### DATA ROWS
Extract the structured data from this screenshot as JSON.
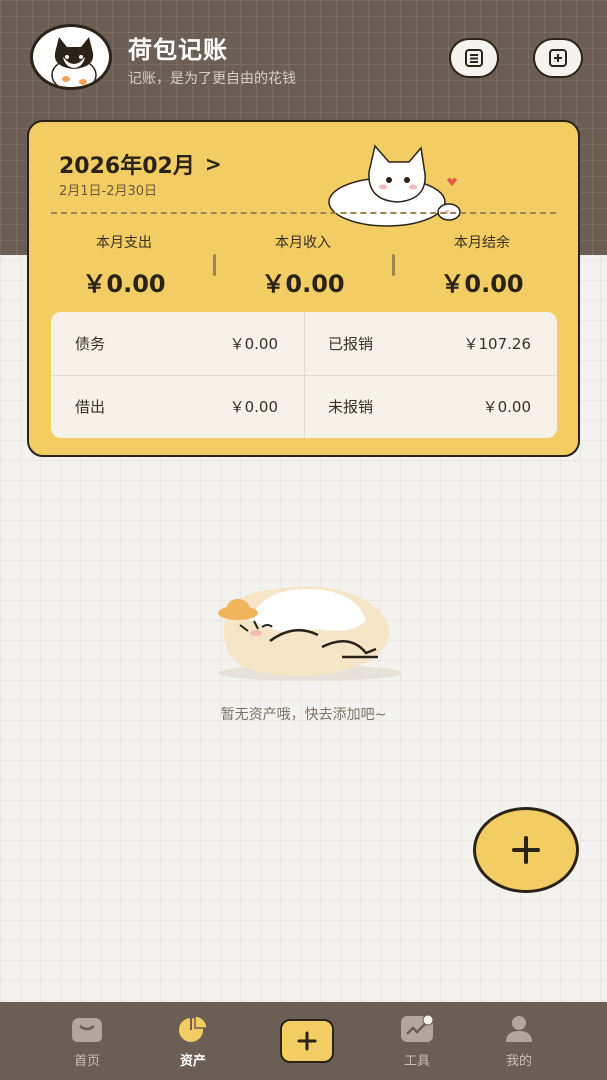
{
  "header": {
    "title": "荷包记账",
    "subtitle": "记账，是为了更自由的花钱",
    "buttons": [
      {
        "icon": "list-icon"
      },
      {
        "icon": "add-square-icon"
      }
    ]
  },
  "summary": {
    "month": "2026年02月",
    "date_range": "2月1日-2月30日",
    "stats": [
      {
        "label": "本月支出",
        "value": "￥0.00"
      },
      {
        "label": "本月收入",
        "value": "￥0.00"
      },
      {
        "label": "本月结余",
        "value": "￥0.00"
      }
    ],
    "details": [
      {
        "label": "债务",
        "value": "￥0.00"
      },
      {
        "label": "已报销",
        "value": "￥107.26"
      },
      {
        "label": "借出",
        "value": "￥0.00"
      },
      {
        "label": "未报销",
        "value": "￥0.00"
      }
    ]
  },
  "empty_state": {
    "text": "暂无资产哦，快去添加吧~"
  },
  "fab": {
    "icon": "plus-icon"
  },
  "tabbar": {
    "items": [
      {
        "label": "首页",
        "icon": "home-icon",
        "active": false
      },
      {
        "label": "资产",
        "icon": "pie-chart-icon",
        "active": true
      },
      {
        "label": "",
        "icon": "plus-icon",
        "active": false
      },
      {
        "label": "工具",
        "icon": "tools-icon",
        "active": false
      },
      {
        "label": "我的",
        "icon": "user-icon",
        "active": false
      }
    ]
  },
  "colors": {
    "accent": "#f2cd63",
    "header": "#6b5e55",
    "background": "#f3f2ef",
    "outline": "#2b2218"
  }
}
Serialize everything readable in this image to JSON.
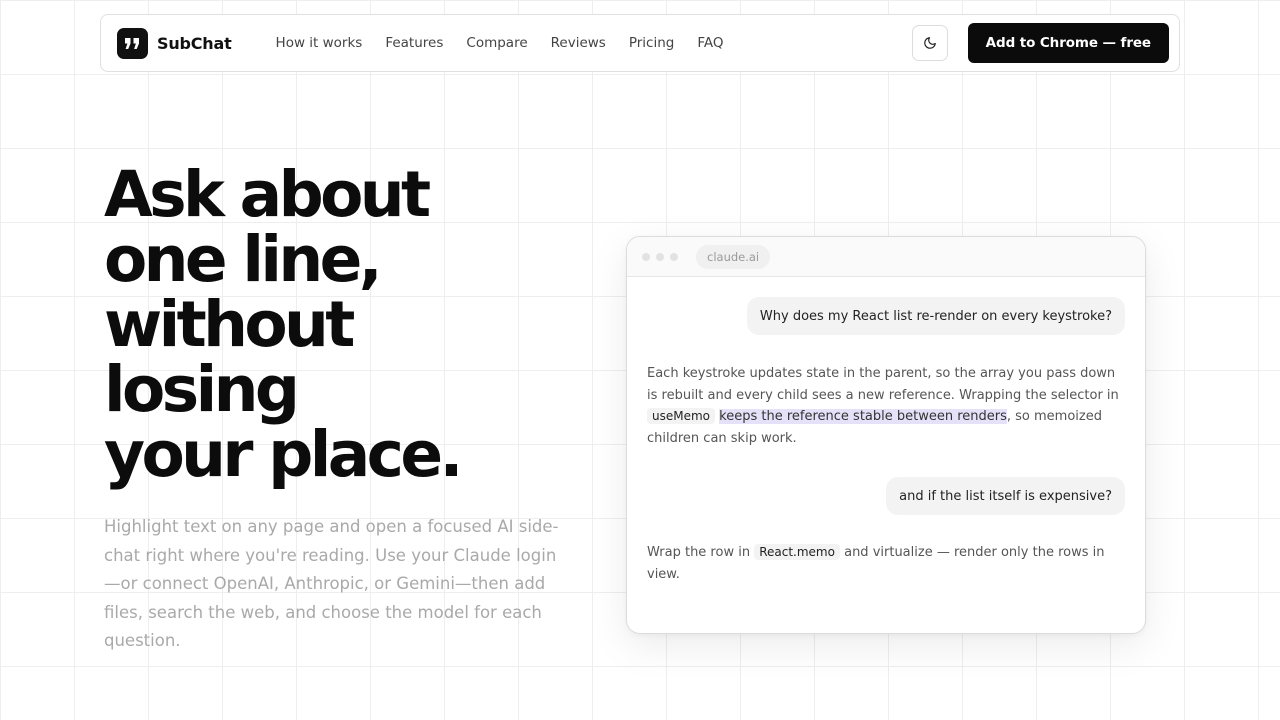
{
  "nav": {
    "brand": "SubChat",
    "links": [
      "How it works",
      "Features",
      "Compare",
      "Reviews",
      "Pricing",
      "FAQ"
    ],
    "theme_icon": "moon-icon",
    "cta": "Add to Chrome — free"
  },
  "hero": {
    "title_lines": [
      "Ask about",
      "one line,",
      "without",
      "losing",
      "your place."
    ],
    "subtitle": "Highlight text on any page and open a focused AI side-chat right where you're reading. Use your Claude login—or connect OpenAI, Anthropic, or Gemini—then add files, search the web, and choose the model for each question."
  },
  "mock": {
    "url": "claude.ai",
    "user_msg_1": "Why does my React list re-render on every keystroke?",
    "ai_msg_1": {
      "part1": "Each keystroke updates state in the parent, so the array you pass down is rebuilt and every child sees a new reference. Wrapping the selector in ",
      "code": "useMemo",
      "highlight": "keeps the reference stable between renders",
      "part2": ", so memoized children can skip work."
    },
    "user_msg_2": "and if the list itself is expensive?",
    "ai_msg_2": {
      "part1": "Wrap the row in ",
      "code": "React.memo",
      "part2": " and virtualize — render only the rows in view."
    }
  },
  "colors": {
    "primary": "#0b0b0b",
    "highlight": "#e4e1f9",
    "subtitle": "#a9a9a9"
  }
}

### WHAT YOU HAVE TO DO
Leave out the pictures and give the rest of the records again exactly.

### TASK RESPONSE
Extract the structured data from this screenshot as JSON.
{
  "header": {
    "title": "荷包记账",
    "subtitle": "记账，是为了更自由的花钱",
    "buttons": [
      {
        "icon": "list-icon"
      },
      {
        "icon": "add-square-icon"
      }
    ]
  },
  "summary": {
    "month": "2026年02月",
    "date_range": "2月1日-2月30日",
    "stats": [
      {
        "label": "本月支出",
        "value": "￥0.00"
      },
      {
        "label": "本月收入",
        "value": "￥0.00"
      },
      {
        "label": "本月结余",
        "value": "￥0.00"
      }
    ],
    "details": [
      {
        "label": "债务",
        "value": "￥0.00"
      },
      {
        "label": "已报销",
        "value": "￥107.26"
      },
      {
        "label": "借出",
        "value": "￥0.00"
      },
      {
        "label": "未报销",
        "value": "￥0.00"
      }
    ]
  },
  "empty_state": {
    "text": "暂无资产哦，快去添加吧~"
  },
  "fab": {
    "icon": "plus-icon"
  },
  "tabbar": {
    "items": [
      {
        "label": "首页",
        "icon": "home-icon",
        "active": false
      },
      {
        "label": "资产",
        "icon": "pie-chart-icon",
        "active": true
      },
      {
        "label": "",
        "icon": "plus-icon",
        "active": false
      },
      {
        "label": "工具",
        "icon": "tools-icon",
        "active": false
      },
      {
        "label": "我的",
        "icon": "user-icon",
        "active": false
      }
    ]
  },
  "colors": {
    "accent": "#f2cd63",
    "header": "#6b5e55",
    "background": "#f3f2ef",
    "outline": "#2b2218"
  }
}
Serialize everything readable in this image to JSON.
{
  "nav": {
    "brand": "SubChat",
    "links": [
      "How it works",
      "Features",
      "Compare",
      "Reviews",
      "Pricing",
      "FAQ"
    ],
    "theme_icon": "moon-icon",
    "cta": "Add to Chrome — free"
  },
  "hero": {
    "title_lines": [
      "Ask about",
      "one line,",
      "without",
      "losing",
      "your place."
    ],
    "subtitle": "Highlight text on any page and open a focused AI side-chat right where you're reading. Use your Claude login—or connect OpenAI, Anthropic, or Gemini—then add files, search the web, and choose the model for each question."
  },
  "mock": {
    "url": "claude.ai",
    "user_msg_1": "Why does my React list re-render on every keystroke?",
    "ai_msg_1": {
      "part1": "Each keystroke updates state in the parent, so the array you pass down is rebuilt and every child sees a new reference. Wrapping the selector in ",
      "code": "useMemo",
      "highlight": "keeps the reference stable between renders",
      "part2": ", so memoized children can skip work."
    },
    "user_msg_2": "and if the list itself is expensive?",
    "ai_msg_2": {
      "part1": "Wrap the row in ",
      "code": "React.memo",
      "part2": " and virtualize — render only the rows in view."
    }
  },
  "colors": {
    "primary": "#0b0b0b",
    "highlight": "#e4e1f9",
    "subtitle": "#a9a9a9"
  }
}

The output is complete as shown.